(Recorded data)
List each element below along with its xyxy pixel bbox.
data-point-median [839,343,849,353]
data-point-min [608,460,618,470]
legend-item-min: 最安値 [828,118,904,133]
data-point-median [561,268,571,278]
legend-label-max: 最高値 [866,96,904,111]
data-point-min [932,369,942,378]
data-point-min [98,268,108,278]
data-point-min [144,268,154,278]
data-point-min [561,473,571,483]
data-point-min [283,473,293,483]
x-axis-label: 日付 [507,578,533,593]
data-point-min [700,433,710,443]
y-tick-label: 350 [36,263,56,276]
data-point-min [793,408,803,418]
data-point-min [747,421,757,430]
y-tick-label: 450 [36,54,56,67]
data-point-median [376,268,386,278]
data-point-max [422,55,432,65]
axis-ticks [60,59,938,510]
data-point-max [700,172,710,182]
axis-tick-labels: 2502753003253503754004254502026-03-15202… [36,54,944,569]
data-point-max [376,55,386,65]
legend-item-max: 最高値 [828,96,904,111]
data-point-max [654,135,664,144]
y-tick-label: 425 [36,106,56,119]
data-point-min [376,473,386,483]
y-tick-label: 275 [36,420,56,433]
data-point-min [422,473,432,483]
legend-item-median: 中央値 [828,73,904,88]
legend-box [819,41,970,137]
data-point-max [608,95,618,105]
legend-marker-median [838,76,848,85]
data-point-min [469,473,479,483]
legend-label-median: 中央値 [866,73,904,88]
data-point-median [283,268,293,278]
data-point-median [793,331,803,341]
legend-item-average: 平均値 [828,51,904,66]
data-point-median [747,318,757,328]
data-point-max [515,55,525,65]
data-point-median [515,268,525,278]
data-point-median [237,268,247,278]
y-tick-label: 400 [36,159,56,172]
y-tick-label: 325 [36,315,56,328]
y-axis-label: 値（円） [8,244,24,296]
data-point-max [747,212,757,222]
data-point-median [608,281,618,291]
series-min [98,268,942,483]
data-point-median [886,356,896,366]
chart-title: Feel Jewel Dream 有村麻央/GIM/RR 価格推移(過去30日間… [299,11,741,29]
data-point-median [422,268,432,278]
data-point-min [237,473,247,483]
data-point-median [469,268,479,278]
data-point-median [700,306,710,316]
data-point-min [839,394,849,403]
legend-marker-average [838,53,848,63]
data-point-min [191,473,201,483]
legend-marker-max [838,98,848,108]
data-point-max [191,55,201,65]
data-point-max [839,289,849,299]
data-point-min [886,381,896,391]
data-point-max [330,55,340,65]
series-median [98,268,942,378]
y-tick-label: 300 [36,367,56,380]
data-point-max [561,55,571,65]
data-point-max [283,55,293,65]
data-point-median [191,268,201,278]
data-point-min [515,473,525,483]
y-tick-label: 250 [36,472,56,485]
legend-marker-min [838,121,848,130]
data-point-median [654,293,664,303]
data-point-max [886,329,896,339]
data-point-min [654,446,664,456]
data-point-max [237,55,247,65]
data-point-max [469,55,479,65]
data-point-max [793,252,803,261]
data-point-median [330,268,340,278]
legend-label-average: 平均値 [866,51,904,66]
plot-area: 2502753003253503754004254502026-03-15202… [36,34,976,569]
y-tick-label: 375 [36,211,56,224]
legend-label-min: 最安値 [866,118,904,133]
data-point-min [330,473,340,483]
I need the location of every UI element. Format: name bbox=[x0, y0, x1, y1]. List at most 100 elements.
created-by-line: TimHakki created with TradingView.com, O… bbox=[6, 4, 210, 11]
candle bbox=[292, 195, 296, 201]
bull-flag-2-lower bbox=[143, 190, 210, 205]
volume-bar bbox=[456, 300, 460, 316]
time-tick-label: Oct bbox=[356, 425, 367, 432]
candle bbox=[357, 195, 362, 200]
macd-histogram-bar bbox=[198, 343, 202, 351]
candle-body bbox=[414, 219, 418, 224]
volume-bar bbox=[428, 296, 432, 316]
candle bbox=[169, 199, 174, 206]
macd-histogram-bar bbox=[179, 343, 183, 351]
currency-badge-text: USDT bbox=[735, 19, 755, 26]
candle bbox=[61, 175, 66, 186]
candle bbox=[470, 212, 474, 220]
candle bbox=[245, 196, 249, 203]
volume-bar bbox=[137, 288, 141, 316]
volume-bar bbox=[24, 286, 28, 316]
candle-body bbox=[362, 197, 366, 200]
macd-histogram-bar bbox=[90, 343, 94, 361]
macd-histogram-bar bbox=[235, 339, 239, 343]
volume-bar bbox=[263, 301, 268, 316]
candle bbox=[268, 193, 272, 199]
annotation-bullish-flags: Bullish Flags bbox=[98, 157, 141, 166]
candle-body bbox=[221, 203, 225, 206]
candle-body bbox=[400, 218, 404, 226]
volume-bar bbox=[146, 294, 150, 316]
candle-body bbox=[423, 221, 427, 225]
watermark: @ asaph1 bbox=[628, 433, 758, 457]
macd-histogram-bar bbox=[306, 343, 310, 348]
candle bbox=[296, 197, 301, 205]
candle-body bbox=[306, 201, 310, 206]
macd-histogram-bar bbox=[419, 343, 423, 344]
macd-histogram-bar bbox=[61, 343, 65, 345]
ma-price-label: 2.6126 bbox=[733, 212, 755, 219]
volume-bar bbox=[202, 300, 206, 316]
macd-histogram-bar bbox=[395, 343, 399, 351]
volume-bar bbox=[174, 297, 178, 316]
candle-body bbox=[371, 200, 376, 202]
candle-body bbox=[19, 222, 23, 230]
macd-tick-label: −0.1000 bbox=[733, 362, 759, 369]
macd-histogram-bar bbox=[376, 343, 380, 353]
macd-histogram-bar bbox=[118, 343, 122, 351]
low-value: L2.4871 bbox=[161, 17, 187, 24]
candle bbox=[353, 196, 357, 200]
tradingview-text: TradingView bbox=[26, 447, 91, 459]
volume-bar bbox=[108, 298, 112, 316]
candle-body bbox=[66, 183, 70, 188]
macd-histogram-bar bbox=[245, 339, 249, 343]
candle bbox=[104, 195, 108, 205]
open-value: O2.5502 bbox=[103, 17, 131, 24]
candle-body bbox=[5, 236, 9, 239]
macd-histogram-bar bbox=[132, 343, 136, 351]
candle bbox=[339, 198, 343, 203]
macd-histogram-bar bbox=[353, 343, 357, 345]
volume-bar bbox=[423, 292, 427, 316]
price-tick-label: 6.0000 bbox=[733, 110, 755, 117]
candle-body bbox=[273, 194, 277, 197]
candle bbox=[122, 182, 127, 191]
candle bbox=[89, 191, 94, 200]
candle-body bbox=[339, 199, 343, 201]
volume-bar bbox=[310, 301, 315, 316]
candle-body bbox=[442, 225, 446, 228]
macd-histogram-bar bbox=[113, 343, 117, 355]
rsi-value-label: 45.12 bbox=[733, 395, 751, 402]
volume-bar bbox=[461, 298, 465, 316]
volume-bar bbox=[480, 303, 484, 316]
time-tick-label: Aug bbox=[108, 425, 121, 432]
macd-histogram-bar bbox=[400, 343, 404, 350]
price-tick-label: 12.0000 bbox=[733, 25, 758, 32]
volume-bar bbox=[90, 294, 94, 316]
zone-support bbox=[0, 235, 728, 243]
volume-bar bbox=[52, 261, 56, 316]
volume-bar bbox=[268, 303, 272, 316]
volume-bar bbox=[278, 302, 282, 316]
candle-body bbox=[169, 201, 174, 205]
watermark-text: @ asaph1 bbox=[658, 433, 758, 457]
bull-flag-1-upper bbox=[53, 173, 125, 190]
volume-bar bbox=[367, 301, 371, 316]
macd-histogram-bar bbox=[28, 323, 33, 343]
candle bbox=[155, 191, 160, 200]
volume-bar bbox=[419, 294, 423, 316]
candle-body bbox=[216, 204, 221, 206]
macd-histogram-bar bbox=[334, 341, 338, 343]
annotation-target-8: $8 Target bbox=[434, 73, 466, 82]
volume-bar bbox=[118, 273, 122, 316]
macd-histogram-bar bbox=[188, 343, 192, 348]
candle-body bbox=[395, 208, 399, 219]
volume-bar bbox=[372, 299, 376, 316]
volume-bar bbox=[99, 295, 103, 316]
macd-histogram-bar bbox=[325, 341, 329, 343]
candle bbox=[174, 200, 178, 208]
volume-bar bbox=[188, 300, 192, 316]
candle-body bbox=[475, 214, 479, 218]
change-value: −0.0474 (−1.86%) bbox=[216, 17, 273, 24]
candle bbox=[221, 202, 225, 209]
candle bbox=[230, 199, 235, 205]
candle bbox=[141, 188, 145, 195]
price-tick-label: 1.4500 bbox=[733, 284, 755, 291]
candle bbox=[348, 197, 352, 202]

**What needs to be done**:
Can you transcribe, character for character, the part of the items that opens with their very first line and closes with the line containing "data-point-min [700,433,710,443]", including both of those lines?

**Written answer**:
List each element below along with its xyxy pixel bbox.
data-point-median [839,343,849,353]
data-point-min [608,460,618,470]
legend-item-min: 最安値 [828,118,904,133]
data-point-median [561,268,571,278]
legend-label-max: 最高値 [866,96,904,111]
data-point-min [932,369,942,378]
data-point-min [98,268,108,278]
data-point-min [144,268,154,278]
data-point-min [561,473,571,483]
data-point-min [283,473,293,483]
x-axis-label: 日付 [507,578,533,593]
data-point-min [700,433,710,443]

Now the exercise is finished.